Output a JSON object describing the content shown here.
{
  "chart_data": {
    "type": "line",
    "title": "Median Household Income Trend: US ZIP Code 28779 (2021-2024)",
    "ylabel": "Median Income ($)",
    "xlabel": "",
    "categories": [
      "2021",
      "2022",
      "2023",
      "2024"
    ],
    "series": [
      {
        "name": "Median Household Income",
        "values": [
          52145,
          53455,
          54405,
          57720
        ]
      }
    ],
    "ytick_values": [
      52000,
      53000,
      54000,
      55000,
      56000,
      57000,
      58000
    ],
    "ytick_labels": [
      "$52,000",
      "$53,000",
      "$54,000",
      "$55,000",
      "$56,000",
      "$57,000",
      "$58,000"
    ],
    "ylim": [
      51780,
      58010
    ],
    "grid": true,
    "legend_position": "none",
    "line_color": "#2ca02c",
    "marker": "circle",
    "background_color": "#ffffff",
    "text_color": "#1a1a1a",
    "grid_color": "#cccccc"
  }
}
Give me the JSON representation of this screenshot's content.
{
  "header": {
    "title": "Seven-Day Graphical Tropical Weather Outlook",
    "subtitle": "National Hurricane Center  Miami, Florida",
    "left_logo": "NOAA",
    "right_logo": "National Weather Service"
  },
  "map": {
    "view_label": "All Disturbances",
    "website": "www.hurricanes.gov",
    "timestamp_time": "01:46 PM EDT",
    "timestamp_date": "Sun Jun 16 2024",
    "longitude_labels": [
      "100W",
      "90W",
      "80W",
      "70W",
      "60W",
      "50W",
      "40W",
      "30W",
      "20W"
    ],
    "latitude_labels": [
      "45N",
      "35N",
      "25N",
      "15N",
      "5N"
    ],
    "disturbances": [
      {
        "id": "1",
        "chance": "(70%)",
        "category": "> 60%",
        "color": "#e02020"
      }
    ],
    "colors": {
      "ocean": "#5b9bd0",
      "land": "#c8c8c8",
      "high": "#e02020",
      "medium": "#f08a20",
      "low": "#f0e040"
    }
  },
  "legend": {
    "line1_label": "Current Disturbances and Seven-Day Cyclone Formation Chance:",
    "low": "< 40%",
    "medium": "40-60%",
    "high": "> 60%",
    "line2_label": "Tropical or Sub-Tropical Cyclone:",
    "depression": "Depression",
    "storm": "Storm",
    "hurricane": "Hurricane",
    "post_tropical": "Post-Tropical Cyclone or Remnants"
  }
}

__________

Exercise prompt >> Each entry above needs to be retyped exactly.

Full solution >>
Output a JSON object describing the content shown here.
{
  "chart_data": {
    "type": "line",
    "title": "Median Household Income Trend: US ZIP Code 28779 (2021-2024)",
    "ylabel": "Median Income ($)",
    "xlabel": "",
    "categories": [
      "2021",
      "2022",
      "2023",
      "2024"
    ],
    "series": [
      {
        "name": "Median Household Income",
        "values": [
          52145,
          53455,
          54405,
          57720
        ]
      }
    ],
    "ytick_values": [
      52000,
      53000,
      54000,
      55000,
      56000,
      57000,
      58000
    ],
    "ytick_labels": [
      "$52,000",
      "$53,000",
      "$54,000",
      "$55,000",
      "$56,000",
      "$57,000",
      "$58,000"
    ],
    "ylim": [
      51780,
      58010
    ],
    "grid": true,
    "legend_position": "none",
    "line_color": "#2ca02c",
    "marker": "circle",
    "background_color": "#ffffff",
    "text_color": "#1a1a1a",
    "grid_color": "#cccccc"
  }
}
Give me the JSON representation of this screenshot's content.
{
  "header": {
    "title": "Seven-Day Graphical Tropical Weather Outlook",
    "subtitle": "National Hurricane Center  Miami, Florida",
    "left_logo": "NOAA",
    "right_logo": "National Weather Service"
  },
  "map": {
    "view_label": "All Disturbances",
    "website": "www.hurricanes.gov",
    "timestamp_time": "01:46 PM EDT",
    "timestamp_date": "Sun Jun 16 2024",
    "longitude_labels": [
      "100W",
      "90W",
      "80W",
      "70W",
      "60W",
      "50W",
      "40W",
      "30W",
      "20W"
    ],
    "latitude_labels": [
      "45N",
      "35N",
      "25N",
      "15N",
      "5N"
    ],
    "disturbances": [
      {
        "id": "1",
        "chance": "(70%)",
        "category": "> 60%",
        "color": "#e02020"
      }
    ],
    "colors": {
      "ocean": "#5b9bd0",
      "land": "#c8c8c8",
      "high": "#e02020",
      "medium": "#f08a20",
      "low": "#f0e040"
    }
  },
  "legend": {
    "line1_label": "Current Disturbances and Seven-Day Cyclone Formation Chance:",
    "low": "< 40%",
    "medium": "40-60%",
    "high": "> 60%",
    "line2_label": "Tropical or Sub-Tropical Cyclone:",
    "depression": "Depression",
    "storm": "Storm",
    "hurricane": "Hurricane",
    "post_tropical": "Post-Tropical Cyclone or Remnants"
  }
}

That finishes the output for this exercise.